Where a line in the entries below contains the word "JSON", it counts; give the total by itself.

(Extracted data entries)
=== Section Start ===
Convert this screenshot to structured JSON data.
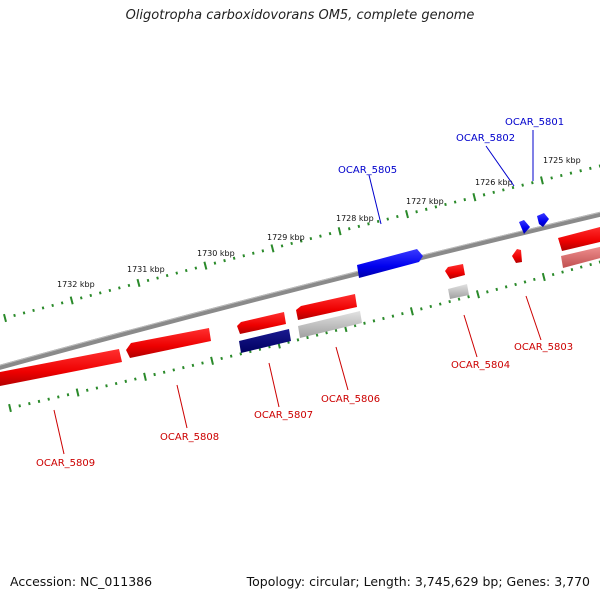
{
  "title": "Oligotropha carboxidovorans OM5, complete genome",
  "footer": {
    "accession": "Accession: NC_011386",
    "topology": "Topology: circular; Length: 3,745,629 bp; Genes: 3,770"
  },
  "colors": {
    "forward_gene": "#0000ee",
    "reverse_gene": "#ee0000",
    "tick": "#2a8a2a",
    "backbone": "#888888"
  },
  "kbp_labels": [
    "1725 kbp",
    "1726 kbp",
    "1727 kbp",
    "1728 kbp",
    "1729 kbp",
    "1730 kbp",
    "1731 kbp",
    "1732 kbp"
  ],
  "gene_labels": {
    "top": [
      "OCAR_5801",
      "OCAR_5802",
      "OCAR_5805"
    ],
    "bottom": [
      "OCAR_5803",
      "OCAR_5804",
      "OCAR_5806",
      "OCAR_5807",
      "OCAR_5808",
      "OCAR_5809"
    ]
  }
}
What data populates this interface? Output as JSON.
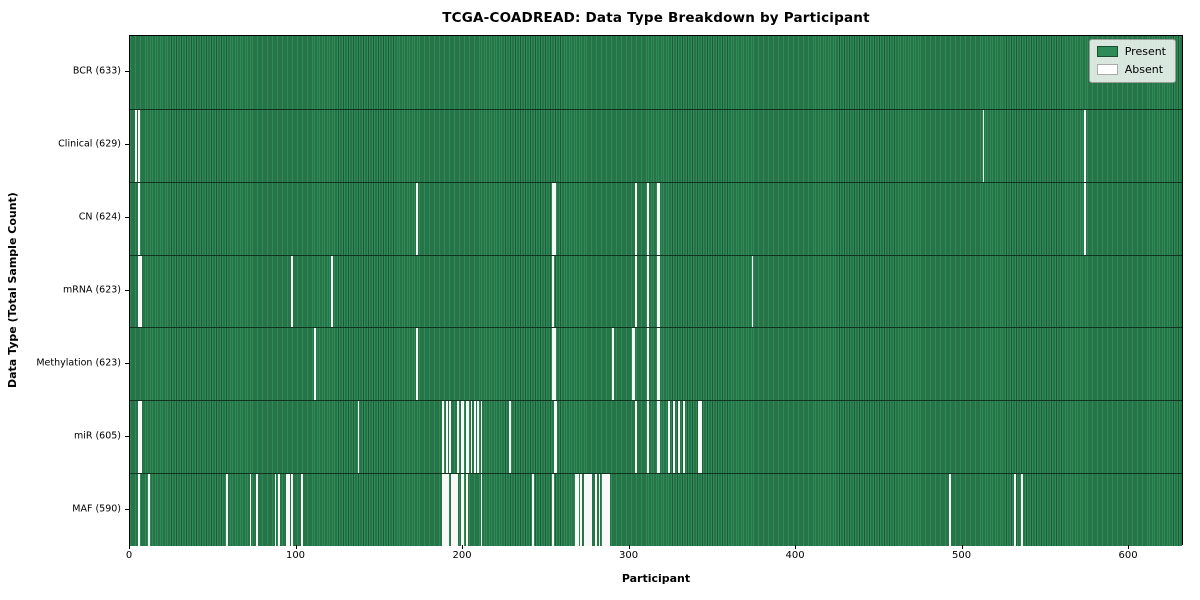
=== Section End ===
## Response
2